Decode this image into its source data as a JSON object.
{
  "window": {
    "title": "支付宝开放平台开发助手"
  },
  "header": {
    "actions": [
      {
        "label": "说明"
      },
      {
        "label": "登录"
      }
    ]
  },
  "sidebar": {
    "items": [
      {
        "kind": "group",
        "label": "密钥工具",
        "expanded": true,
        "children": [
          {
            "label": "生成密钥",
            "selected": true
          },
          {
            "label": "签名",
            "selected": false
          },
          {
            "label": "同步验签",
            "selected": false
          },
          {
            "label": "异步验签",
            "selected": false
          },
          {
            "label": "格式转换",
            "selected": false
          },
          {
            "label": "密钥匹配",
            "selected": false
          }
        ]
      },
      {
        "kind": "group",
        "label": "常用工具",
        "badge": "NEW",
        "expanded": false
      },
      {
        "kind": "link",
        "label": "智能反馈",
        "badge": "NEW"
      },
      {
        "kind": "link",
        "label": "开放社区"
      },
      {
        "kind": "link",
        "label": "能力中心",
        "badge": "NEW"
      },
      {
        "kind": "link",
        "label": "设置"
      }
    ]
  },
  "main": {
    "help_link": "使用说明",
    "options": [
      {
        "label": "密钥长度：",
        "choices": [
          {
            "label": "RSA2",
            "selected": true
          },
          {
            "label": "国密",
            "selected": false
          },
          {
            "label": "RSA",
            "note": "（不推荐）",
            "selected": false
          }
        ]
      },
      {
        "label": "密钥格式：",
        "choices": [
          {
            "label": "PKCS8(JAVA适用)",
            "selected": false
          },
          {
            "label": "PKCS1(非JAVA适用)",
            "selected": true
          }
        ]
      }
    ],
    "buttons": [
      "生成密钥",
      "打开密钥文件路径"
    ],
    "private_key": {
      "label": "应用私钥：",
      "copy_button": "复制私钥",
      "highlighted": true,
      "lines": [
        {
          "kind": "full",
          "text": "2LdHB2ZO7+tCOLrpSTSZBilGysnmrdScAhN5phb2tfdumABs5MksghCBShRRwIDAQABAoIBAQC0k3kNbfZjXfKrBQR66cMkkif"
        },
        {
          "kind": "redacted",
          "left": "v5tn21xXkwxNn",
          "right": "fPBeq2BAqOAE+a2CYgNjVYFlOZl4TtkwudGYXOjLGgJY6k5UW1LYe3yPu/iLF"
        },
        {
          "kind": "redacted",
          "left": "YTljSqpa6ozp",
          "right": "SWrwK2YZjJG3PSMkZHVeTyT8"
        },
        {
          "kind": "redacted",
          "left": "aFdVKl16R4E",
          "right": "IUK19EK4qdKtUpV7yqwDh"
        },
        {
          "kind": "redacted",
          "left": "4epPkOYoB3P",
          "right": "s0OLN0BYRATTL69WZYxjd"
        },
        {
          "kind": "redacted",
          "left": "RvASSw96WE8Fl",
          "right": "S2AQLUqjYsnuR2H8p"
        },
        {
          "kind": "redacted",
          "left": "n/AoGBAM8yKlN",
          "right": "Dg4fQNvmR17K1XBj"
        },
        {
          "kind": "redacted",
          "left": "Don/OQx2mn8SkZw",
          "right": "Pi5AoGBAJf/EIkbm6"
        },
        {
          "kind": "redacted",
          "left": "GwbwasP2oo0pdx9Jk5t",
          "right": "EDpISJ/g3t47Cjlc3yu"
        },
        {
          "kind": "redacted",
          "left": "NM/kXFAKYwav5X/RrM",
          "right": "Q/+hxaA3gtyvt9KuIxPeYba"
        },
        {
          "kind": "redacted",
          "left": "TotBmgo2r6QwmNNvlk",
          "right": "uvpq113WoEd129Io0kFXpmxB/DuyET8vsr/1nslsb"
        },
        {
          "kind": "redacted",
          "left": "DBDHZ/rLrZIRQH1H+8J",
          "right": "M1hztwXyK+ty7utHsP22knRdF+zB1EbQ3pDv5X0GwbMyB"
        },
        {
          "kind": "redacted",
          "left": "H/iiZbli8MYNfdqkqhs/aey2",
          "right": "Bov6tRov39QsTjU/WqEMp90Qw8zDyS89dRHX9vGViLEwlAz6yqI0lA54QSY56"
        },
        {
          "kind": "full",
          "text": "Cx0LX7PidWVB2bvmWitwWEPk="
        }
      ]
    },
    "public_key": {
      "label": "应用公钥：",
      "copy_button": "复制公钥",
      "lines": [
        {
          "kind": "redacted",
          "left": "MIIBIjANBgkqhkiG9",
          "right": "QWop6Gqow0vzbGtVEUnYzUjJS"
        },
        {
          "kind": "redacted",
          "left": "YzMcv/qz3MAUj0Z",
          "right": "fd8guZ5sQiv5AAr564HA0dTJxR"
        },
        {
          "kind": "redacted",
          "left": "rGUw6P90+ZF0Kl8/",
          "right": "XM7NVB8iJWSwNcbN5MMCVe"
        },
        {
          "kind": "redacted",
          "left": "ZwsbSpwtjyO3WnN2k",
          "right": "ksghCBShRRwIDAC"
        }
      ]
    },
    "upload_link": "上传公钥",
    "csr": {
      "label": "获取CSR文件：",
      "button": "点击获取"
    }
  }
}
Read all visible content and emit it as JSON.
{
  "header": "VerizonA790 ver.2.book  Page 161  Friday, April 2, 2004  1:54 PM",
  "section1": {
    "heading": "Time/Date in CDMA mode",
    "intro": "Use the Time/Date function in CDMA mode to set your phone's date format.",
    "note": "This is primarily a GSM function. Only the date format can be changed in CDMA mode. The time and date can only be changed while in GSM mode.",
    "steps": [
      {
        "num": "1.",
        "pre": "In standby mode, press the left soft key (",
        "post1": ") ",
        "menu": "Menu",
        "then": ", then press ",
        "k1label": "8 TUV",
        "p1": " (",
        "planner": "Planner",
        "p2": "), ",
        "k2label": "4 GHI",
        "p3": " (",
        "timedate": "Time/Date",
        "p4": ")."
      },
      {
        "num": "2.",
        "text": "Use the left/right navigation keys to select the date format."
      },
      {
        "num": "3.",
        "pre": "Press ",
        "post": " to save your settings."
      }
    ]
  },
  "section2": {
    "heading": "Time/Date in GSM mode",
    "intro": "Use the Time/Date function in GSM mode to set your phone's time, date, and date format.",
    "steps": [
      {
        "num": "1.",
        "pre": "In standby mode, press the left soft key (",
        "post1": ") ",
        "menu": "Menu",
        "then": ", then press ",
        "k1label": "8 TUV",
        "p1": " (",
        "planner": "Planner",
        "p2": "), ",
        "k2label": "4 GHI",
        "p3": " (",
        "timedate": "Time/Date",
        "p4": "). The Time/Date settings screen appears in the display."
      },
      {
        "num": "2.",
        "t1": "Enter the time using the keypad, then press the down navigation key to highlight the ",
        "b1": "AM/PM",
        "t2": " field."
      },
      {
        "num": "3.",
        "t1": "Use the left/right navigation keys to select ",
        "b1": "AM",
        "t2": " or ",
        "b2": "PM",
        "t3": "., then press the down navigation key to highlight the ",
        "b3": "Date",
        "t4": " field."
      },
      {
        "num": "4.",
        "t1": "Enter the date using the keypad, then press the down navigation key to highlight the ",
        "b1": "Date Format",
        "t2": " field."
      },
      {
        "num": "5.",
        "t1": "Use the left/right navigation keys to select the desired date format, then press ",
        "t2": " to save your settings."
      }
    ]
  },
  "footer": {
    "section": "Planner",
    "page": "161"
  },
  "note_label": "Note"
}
---
> _SHORT EXERCISE_
Out of the material above, select every line that holds the string "mode".

> _RESULT_
    "heading": "Time/Date in CDMA mode",
    "intro": "Use the Time/Date function in CDMA mode to set your phone's date format.",
    "note": "This is primarily a GSM function. Only the date format can be changed in CDMA mode. The time and date can only be changed while in GSM mode.",
        "pre": "In standby mode, press the left soft key (",
    "heading": "Time/Date in GSM mode",
    "intro": "Use the Time/Date function in GSM mode to set your phone's time, date, and date format.",
        "pre": "In standby mode, press the left soft key (",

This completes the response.